TASK TO CARRY OUT: Pictures aside, write out every record exactly as it appears.

--- start ---

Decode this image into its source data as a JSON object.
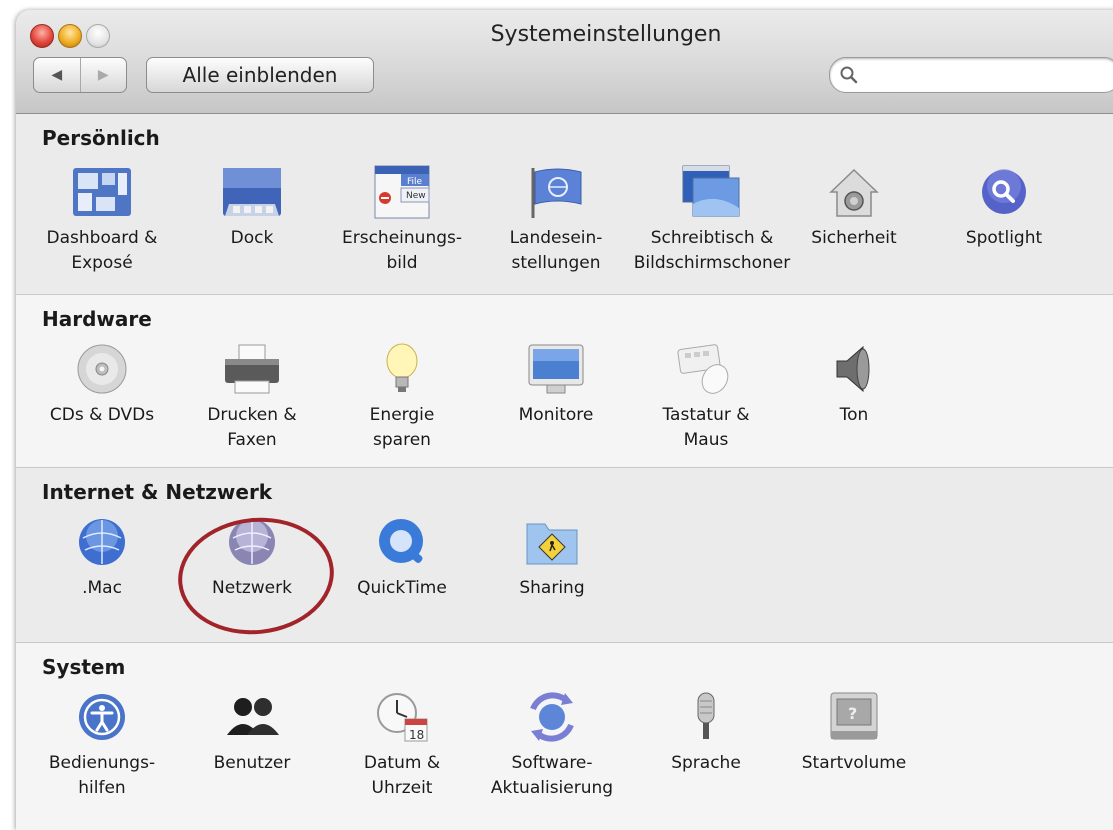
{
  "window": {
    "title": "Systemeinstellungen"
  },
  "toolbar": {
    "back_glyph": "◀",
    "forward_glyph": "▶",
    "show_all_label": "Alle einblenden",
    "search_placeholder": "",
    "search_value": ""
  },
  "sections": [
    {
      "title": "Persönlich",
      "items": [
        {
          "line1": "Dashboard &",
          "line2": "Exposé",
          "icon": "dashboard-icon"
        },
        {
          "line1": "Dock",
          "line2": "",
          "icon": "dock-icon"
        },
        {
          "line1": "Erscheinungs-",
          "line2": "bild",
          "icon": "appearance-icon",
          "icon_text_top": "File",
          "icon_text_bottom": "New"
        },
        {
          "line1": "Landesein-",
          "line2": "stellungen",
          "icon": "international-flag-icon"
        },
        {
          "line1": "Schreibtisch &",
          "line2": "Bildschirmschoner",
          "icon": "desktop-icon"
        },
        {
          "line1": "Sicherheit",
          "line2": "",
          "icon": "security-house-icon"
        },
        {
          "line1": "Spotlight",
          "line2": "",
          "icon": "spotlight-icon"
        }
      ]
    },
    {
      "title": "Hardware",
      "items": [
        {
          "line1": "CDs & DVDs",
          "line2": "",
          "icon": "cd-icon"
        },
        {
          "line1": "Drucken &",
          "line2": "Faxen",
          "icon": "printer-icon"
        },
        {
          "line1": "Energie",
          "line2": "sparen",
          "icon": "light-bulb-icon"
        },
        {
          "line1": "Monitore",
          "line2": "",
          "icon": "monitor-icon"
        },
        {
          "line1": "Tastatur &",
          "line2": "Maus",
          "icon": "keyboard-mouse-icon"
        },
        {
          "line1": "Ton",
          "line2": "",
          "icon": "speaker-icon"
        }
      ]
    },
    {
      "title": "Internet & Netzwerk",
      "items": [
        {
          "line1": ".Mac",
          "line2": "",
          "icon": "dotmac-globe-icon"
        },
        {
          "line1": "Netzwerk",
          "line2": "",
          "icon": "network-globe-icon"
        },
        {
          "line1": "QuickTime",
          "line2": "",
          "icon": "quicktime-icon"
        },
        {
          "line1": "Sharing",
          "line2": "",
          "icon": "sharing-folder-icon"
        }
      ]
    },
    {
      "title": "System",
      "items": [
        {
          "line1": "Bedienungs-",
          "line2": "hilfen",
          "icon": "accessibility-icon"
        },
        {
          "line1": "Benutzer",
          "line2": "",
          "icon": "users-icon"
        },
        {
          "line1": "Datum &",
          "line2": "Uhrzeit",
          "icon": "clock-calendar-icon",
          "icon_text": "18"
        },
        {
          "line1": "Software-",
          "line2": "Aktualisierung",
          "icon": "software-update-icon"
        },
        {
          "line1": "Sprache",
          "line2": "",
          "icon": "microphone-icon"
        },
        {
          "line1": "Startvolume",
          "line2": "",
          "icon": "startup-disk-icon",
          "icon_text": "?"
        }
      ]
    }
  ],
  "highlight": {
    "target": "Netzwerk",
    "color": "#a0242a"
  }
}
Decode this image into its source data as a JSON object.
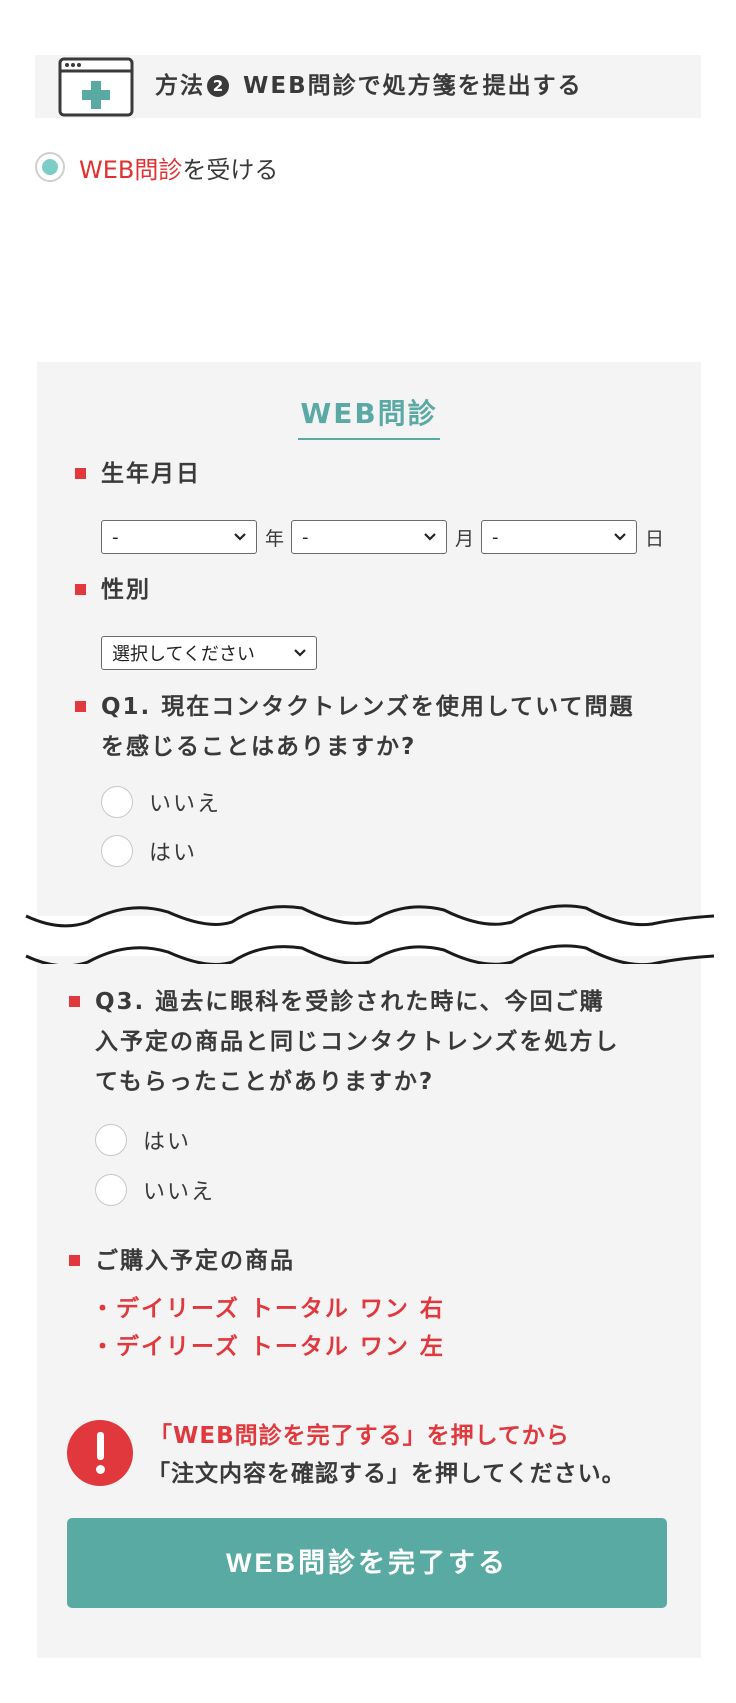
{
  "method": {
    "label": "方法",
    "number": "2",
    "title": "WEB問診で処方箋を提出する"
  },
  "receive_option": {
    "highlight": "WEB問診",
    "rest": "を受ける"
  },
  "form": {
    "title": "WEB問診",
    "birthdate": {
      "label": "生年月日",
      "year_value": "-",
      "year_unit": "年",
      "month_value": "-",
      "month_unit": "月",
      "day_value": "-",
      "day_unit": "日"
    },
    "gender": {
      "label": "性別",
      "value": "選択してください"
    },
    "q1": {
      "line1": "Q1. 現在コンタクトレンズを使用していて問題",
      "line2": "を感じることはありますか?",
      "options": [
        "いいえ",
        "はい"
      ]
    },
    "q3": {
      "line1": "Q3. 過去に眼科を受診された時に、今回ご購",
      "line2": "入予定の商品と同じコンタクトレンズを処方し",
      "line3": "てもらったことがありますか?",
      "options": [
        "はい",
        "いいえ"
      ]
    },
    "products": {
      "label": "ご購入予定の商品",
      "items": [
        "・デイリーズ トータル ワン 右",
        "・デイリーズ トータル ワン 左"
      ]
    },
    "notice": {
      "line1": "「WEB問診を完了する」を押してから",
      "line2": "「注文内容を確認する」を押してください。"
    },
    "complete_button": "WEB問診を完了する"
  },
  "colors": {
    "accent_teal": "#5aaaa4",
    "alert_red": "#e0383c",
    "panel_bg": "#f4f4f4"
  }
}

--- end ---

WRITTEN SOLUTION:
Decode this image into its source data as a JSON object.
{
  "window": {
    "title": "Systemeinstellungen"
  },
  "toolbar": {
    "back_glyph": "◀",
    "forward_glyph": "▶",
    "show_all_label": "Alle einblenden",
    "search_placeholder": "",
    "search_value": ""
  },
  "sections": [
    {
      "title": "Persönlich",
      "items": [
        {
          "line1": "Dashboard &",
          "line2": "Exposé",
          "icon": "dashboard-icon"
        },
        {
          "line1": "Dock",
          "line2": "",
          "icon": "dock-icon"
        },
        {
          "line1": "Erscheinungs-",
          "line2": "bild",
          "icon": "appearance-icon",
          "icon_text_top": "File",
          "icon_text_bottom": "New"
        },
        {
          "line1": "Landesein-",
          "line2": "stellungen",
          "icon": "international-flag-icon"
        },
        {
          "line1": "Schreibtisch &",
          "line2": "Bildschirmschoner",
          "icon": "desktop-icon"
        },
        {
          "line1": "Sicherheit",
          "line2": "",
          "icon": "security-house-icon"
        },
        {
          "line1": "Spotlight",
          "line2": "",
          "icon": "spotlight-icon"
        }
      ]
    },
    {
      "title": "Hardware",
      "items": [
        {
          "line1": "CDs & DVDs",
          "line2": "",
          "icon": "cd-icon"
        },
        {
          "line1": "Drucken &",
          "line2": "Faxen",
          "icon": "printer-icon"
        },
        {
          "line1": "Energie",
          "line2": "sparen",
          "icon": "light-bulb-icon"
        },
        {
          "line1": "Monitore",
          "line2": "",
          "icon": "monitor-icon"
        },
        {
          "line1": "Tastatur &",
          "line2": "Maus",
          "icon": "keyboard-mouse-icon"
        },
        {
          "line1": "Ton",
          "line2": "",
          "icon": "speaker-icon"
        }
      ]
    },
    {
      "title": "Internet & Netzwerk",
      "items": [
        {
          "line1": ".Mac",
          "line2": "",
          "icon": "dotmac-globe-icon"
        },
        {
          "line1": "Netzwerk",
          "line2": "",
          "icon": "network-globe-icon"
        },
        {
          "line1": "QuickTime",
          "line2": "",
          "icon": "quicktime-icon"
        },
        {
          "line1": "Sharing",
          "line2": "",
          "icon": "sharing-folder-icon"
        }
      ]
    },
    {
      "title": "System",
      "items": [
        {
          "line1": "Bedienungs-",
          "line2": "hilfen",
          "icon": "accessibility-icon"
        },
        {
          "line1": "Benutzer",
          "line2": "",
          "icon": "users-icon"
        },
        {
          "line1": "Datum &",
          "line2": "Uhrzeit",
          "icon": "clock-calendar-icon",
          "icon_text": "18"
        },
        {
          "line1": "Software-",
          "line2": "Aktualisierung",
          "icon": "software-update-icon"
        },
        {
          "line1": "Sprache",
          "line2": "",
          "icon": "microphone-icon"
        },
        {
          "line1": "Startvolume",
          "line2": "",
          "icon": "startup-disk-icon",
          "icon_text": "?"
        }
      ]
    }
  ],
  "highlight": {
    "target": "Netzwerk",
    "color": "#a0242a"
  }
}
Decode this image into its source data as a JSON object.
{
  "method": {
    "label": "方法",
    "number": "2",
    "title": "WEB問診で処方箋を提出する"
  },
  "receive_option": {
    "highlight": "WEB問診",
    "rest": "を受ける"
  },
  "form": {
    "title": "WEB問診",
    "birthdate": {
      "label": "生年月日",
      "year_value": "-",
      "year_unit": "年",
      "month_value": "-",
      "month_unit": "月",
      "day_value": "-",
      "day_unit": "日"
    },
    "gender": {
      "label": "性別",
      "value": "選択してください"
    },
    "q1": {
      "line1": "Q1. 現在コンタクトレンズを使用していて問題",
      "line2": "を感じることはありますか?",
      "options": [
        "いいえ",
        "はい"
      ]
    },
    "q3": {
      "line1": "Q3. 過去に眼科を受診された時に、今回ご購",
      "line2": "入予定の商品と同じコンタクトレンズを処方し",
      "line3": "てもらったことがありますか?",
      "options": [
        "はい",
        "いいえ"
      ]
    },
    "products": {
      "label": "ご購入予定の商品",
      "items": [
        "・デイリーズ トータル ワン 右",
        "・デイリーズ トータル ワン 左"
      ]
    },
    "notice": {
      "line1": "「WEB問診を完了する」を押してから",
      "line2": "「注文内容を確認する」を押してください。"
    },
    "complete_button": "WEB問診を完了する"
  },
  "colors": {
    "accent_teal": "#5aaaa4",
    "alert_red": "#e0383c",
    "panel_bg": "#f4f4f4"
  }
}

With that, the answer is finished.